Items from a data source
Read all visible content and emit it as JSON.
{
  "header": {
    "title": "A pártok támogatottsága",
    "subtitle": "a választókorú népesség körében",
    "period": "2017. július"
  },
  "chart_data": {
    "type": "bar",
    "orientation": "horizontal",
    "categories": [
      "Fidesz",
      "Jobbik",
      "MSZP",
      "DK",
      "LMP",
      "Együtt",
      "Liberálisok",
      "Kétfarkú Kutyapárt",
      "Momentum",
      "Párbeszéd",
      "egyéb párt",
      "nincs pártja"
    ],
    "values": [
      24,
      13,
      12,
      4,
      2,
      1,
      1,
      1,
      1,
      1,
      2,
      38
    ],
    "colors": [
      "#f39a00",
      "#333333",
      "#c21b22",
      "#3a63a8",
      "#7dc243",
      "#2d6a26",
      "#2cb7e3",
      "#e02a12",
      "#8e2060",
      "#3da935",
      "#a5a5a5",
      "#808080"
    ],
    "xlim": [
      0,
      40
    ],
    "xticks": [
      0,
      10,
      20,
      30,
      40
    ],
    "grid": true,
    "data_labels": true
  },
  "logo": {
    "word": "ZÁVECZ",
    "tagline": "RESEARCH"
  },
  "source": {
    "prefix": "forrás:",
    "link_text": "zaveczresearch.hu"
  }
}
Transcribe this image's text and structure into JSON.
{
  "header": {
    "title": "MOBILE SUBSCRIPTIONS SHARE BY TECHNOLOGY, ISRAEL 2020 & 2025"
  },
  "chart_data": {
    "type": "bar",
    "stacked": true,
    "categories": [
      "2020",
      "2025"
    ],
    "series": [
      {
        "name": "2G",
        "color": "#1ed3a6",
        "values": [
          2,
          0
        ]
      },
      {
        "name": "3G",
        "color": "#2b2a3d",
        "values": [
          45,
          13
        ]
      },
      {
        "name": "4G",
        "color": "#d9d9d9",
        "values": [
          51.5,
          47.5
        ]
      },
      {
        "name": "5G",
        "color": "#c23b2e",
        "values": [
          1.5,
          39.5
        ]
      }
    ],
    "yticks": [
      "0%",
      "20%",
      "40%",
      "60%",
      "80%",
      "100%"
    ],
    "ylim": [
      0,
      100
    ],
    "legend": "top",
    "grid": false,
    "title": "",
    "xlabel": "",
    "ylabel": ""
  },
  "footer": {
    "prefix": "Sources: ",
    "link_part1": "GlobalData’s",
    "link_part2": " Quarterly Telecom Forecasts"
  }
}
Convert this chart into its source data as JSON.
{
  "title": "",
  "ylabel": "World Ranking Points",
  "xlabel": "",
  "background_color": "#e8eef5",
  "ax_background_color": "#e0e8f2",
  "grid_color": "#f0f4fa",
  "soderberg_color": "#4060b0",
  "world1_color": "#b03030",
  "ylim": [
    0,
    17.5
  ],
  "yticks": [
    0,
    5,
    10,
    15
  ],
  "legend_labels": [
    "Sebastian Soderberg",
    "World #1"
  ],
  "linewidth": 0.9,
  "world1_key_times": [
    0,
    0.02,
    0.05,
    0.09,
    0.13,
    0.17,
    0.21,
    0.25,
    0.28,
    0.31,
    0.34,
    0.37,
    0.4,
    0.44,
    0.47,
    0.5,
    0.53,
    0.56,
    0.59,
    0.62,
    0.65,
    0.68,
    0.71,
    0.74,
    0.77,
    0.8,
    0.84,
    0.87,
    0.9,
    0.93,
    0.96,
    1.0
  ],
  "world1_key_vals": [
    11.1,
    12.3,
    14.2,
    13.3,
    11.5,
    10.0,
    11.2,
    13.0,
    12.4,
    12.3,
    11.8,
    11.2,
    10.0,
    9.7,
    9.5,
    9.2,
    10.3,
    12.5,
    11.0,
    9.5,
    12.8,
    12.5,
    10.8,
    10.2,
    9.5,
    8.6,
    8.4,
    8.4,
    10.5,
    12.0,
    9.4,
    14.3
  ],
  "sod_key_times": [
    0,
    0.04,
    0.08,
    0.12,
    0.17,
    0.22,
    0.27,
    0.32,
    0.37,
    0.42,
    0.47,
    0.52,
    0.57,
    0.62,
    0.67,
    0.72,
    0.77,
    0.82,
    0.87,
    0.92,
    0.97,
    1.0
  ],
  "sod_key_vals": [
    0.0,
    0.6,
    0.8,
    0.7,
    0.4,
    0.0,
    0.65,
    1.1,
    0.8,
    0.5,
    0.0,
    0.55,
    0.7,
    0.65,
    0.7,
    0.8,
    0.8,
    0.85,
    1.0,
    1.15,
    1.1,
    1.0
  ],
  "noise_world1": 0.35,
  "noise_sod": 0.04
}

DIRECTIONS FOR THIS TASK: Starting with the line that contains "Convert this chart", write out each line through the end of the listing, exactly as it appears, and include nothing else.

TASK OUTPUT:
Convert this chart into its source data as JSON.
{
  "title": "",
  "ylabel": "World Ranking Points",
  "xlabel": "",
  "background_color": "#e8eef5",
  "ax_background_color": "#e0e8f2",
  "grid_color": "#f0f4fa",
  "soderberg_color": "#4060b0",
  "world1_color": "#b03030",
  "ylim": [
    0,
    17.5
  ],
  "yticks": [
    0,
    5,
    10,
    15
  ],
  "legend_labels": [
    "Sebastian Soderberg",
    "World #1"
  ],
  "linewidth": 0.9,
  "world1_key_times": [
    0,
    0.02,
    0.05,
    0.09,
    0.13,
    0.17,
    0.21,
    0.25,
    0.28,
    0.31,
    0.34,
    0.37,
    0.4,
    0.44,
    0.47,
    0.5,
    0.53,
    0.56,
    0.59,
    0.62,
    0.65,
    0.68,
    0.71,
    0.74,
    0.77,
    0.8,
    0.84,
    0.87,
    0.9,
    0.93,
    0.96,
    1.0
  ],
  "world1_key_vals": [
    11.1,
    12.3,
    14.2,
    13.3,
    11.5,
    10.0,
    11.2,
    13.0,
    12.4,
    12.3,
    11.8,
    11.2,
    10.0,
    9.7,
    9.5,
    9.2,
    10.3,
    12.5,
    11.0,
    9.5,
    12.8,
    12.5,
    10.8,
    10.2,
    9.5,
    8.6,
    8.4,
    8.4,
    10.5,
    12.0,
    9.4,
    14.3
  ],
  "sod_key_times": [
    0,
    0.04,
    0.08,
    0.12,
    0.17,
    0.22,
    0.27,
    0.32,
    0.37,
    0.42,
    0.47,
    0.52,
    0.57,
    0.62,
    0.67,
    0.72,
    0.77,
    0.82,
    0.87,
    0.92,
    0.97,
    1.0
  ],
  "sod_key_vals": [
    0.0,
    0.6,
    0.8,
    0.7,
    0.4,
    0.0,
    0.65,
    1.1,
    0.8,
    0.5,
    0.0,
    0.55,
    0.7,
    0.65,
    0.7,
    0.8,
    0.8,
    0.85,
    1.0,
    1.15,
    1.1,
    1.0
  ],
  "noise_world1": 0.35,
  "noise_sod": 0.04
}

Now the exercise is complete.